DIRECTIONS
Retype every entry exactly, character for character.
*** RECORDS TO PROCESS
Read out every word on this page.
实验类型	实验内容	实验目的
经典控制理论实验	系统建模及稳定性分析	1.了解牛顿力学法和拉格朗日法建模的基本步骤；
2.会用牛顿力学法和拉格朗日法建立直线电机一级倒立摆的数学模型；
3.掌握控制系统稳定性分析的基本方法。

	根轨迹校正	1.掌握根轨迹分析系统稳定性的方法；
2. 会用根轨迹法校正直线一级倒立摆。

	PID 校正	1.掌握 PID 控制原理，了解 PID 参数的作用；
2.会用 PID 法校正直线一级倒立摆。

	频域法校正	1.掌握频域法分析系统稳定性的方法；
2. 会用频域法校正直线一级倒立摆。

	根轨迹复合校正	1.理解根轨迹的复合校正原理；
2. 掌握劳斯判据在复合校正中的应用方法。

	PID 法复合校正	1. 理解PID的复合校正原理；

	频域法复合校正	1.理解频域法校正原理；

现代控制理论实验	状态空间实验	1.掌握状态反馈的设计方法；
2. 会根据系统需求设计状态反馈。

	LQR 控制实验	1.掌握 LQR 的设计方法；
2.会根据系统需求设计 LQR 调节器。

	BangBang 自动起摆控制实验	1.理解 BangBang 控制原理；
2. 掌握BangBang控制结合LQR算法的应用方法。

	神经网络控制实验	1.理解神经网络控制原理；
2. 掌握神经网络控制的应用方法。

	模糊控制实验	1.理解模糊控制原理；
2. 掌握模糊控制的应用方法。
******
EXERCISE RESULT
Read out every word on this page.
实验类型	实验内容	实验目的
经典控制理论实验	系统建模及稳定性分析	1.了解牛顿力学法和拉格朗日法建模的基本步骤；
2.会用牛顿力学法和拉格朗日法建立直线电机一级倒立摆的数学模型；
3.掌握控制系统稳定性分析的基本方法。

	根轨迹校正	1.掌握根轨迹分析系统稳定性的方法；
2. 会用根轨迹法校正直线一级倒立摆。

	PID 校正	1.掌握 PID 控制原理，了解 PID 参数的作用；
2.会用 PID 法校正直线一级倒立摆。

	频域法校正	1.掌握频域法分析系统稳定性的方法；
2. 会用频域法校正直线一级倒立摆。

	根轨迹复合校正	1.理解根轨迹的复合校正原理；
2. 掌握劳斯判据在复合校正中的应用方法。

	PID 法复合校正	1. 理解PID的复合校正原理；

	频域法复合校正	1.理解频域法校正原理；

现代控制理论实验	状态空间实验	1.掌握状态反馈的设计方法；
2. 会根据系统需求设计状态反馈。

	LQR 控制实验	1.掌握 LQR 的设计方法；
2.会根据系统需求设计 LQR 调节器。

	BangBang 自动起摆控制实验	1.理解 BangBang 控制原理；
2. 掌握BangBang控制结合LQR算法的应用方法。

	神经网络控制实验	1.理解神经网络控制原理；
2. 掌握神经网络控制的应用方法。

	模糊控制实验	1.理解模糊控制原理；
2. 掌握模糊控制的应用方法。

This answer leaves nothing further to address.